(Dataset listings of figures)
####
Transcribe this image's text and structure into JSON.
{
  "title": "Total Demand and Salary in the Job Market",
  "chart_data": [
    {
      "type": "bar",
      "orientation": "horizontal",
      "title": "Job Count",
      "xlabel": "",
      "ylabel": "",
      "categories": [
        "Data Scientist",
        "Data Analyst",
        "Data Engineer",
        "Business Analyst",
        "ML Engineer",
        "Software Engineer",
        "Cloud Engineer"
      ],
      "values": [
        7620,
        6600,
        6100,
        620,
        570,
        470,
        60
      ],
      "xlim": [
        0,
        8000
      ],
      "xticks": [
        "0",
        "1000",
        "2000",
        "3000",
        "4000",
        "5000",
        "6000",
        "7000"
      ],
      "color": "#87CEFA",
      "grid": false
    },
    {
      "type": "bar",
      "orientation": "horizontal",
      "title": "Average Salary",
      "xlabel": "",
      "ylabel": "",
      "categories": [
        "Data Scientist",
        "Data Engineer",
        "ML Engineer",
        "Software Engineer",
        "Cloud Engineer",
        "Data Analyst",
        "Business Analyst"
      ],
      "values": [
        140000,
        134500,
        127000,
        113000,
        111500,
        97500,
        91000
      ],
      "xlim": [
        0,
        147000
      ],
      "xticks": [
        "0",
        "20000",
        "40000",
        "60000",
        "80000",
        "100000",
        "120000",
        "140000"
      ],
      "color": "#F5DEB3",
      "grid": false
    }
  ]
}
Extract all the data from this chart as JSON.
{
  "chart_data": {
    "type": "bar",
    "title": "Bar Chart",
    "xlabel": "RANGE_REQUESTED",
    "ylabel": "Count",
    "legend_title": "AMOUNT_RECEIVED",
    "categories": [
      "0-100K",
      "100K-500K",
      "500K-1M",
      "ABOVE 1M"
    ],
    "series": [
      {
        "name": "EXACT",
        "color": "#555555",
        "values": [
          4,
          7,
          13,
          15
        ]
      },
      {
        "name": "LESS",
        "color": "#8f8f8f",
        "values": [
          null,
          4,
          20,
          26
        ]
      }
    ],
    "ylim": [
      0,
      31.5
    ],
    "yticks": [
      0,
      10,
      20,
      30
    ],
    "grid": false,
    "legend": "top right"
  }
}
####
◆ STATED PROBLEM: Repeat all the records. Match each line exactly.

◆ EXERCISE OUTPUT:
Transcribe this image's text and structure into JSON.
{
  "title": "Total Demand and Salary in the Job Market",
  "chart_data": [
    {
      "type": "bar",
      "orientation": "horizontal",
      "title": "Job Count",
      "xlabel": "",
      "ylabel": "",
      "categories": [
        "Data Scientist",
        "Data Analyst",
        "Data Engineer",
        "Business Analyst",
        "ML Engineer",
        "Software Engineer",
        "Cloud Engineer"
      ],
      "values": [
        7620,
        6600,
        6100,
        620,
        570,
        470,
        60
      ],
      "xlim": [
        0,
        8000
      ],
      "xticks": [
        "0",
        "1000",
        "2000",
        "3000",
        "4000",
        "5000",
        "6000",
        "7000"
      ],
      "color": "#87CEFA",
      "grid": false
    },
    {
      "type": "bar",
      "orientation": "horizontal",
      "title": "Average Salary",
      "xlabel": "",
      "ylabel": "",
      "categories": [
        "Data Scientist",
        "Data Engineer",
        "ML Engineer",
        "Software Engineer",
        "Cloud Engineer",
        "Data Analyst",
        "Business Analyst"
      ],
      "values": [
        140000,
        134500,
        127000,
        113000,
        111500,
        97500,
        91000
      ],
      "xlim": [
        0,
        147000
      ],
      "xticks": [
        "0",
        "20000",
        "40000",
        "60000",
        "80000",
        "100000",
        "120000",
        "140000"
      ],
      "color": "#F5DEB3",
      "grid": false
    }
  ]
}
Extract all the data from this chart as JSON.
{
  "chart_data": {
    "type": "bar",
    "title": "Bar Chart",
    "xlabel": "RANGE_REQUESTED",
    "ylabel": "Count",
    "legend_title": "AMOUNT_RECEIVED",
    "categories": [
      "0-100K",
      "100K-500K",
      "500K-1M",
      "ABOVE 1M"
    ],
    "series": [
      {
        "name": "EXACT",
        "color": "#555555",
        "values": [
          4,
          7,
          13,
          15
        ]
      },
      {
        "name": "LESS",
        "color": "#8f8f8f",
        "values": [
          null,
          4,
          20,
          26
        ]
      }
    ],
    "ylim": [
      0,
      31.5
    ],
    "yticks": [
      0,
      10,
      20,
      30
    ],
    "grid": false,
    "legend": "top right"
  }
}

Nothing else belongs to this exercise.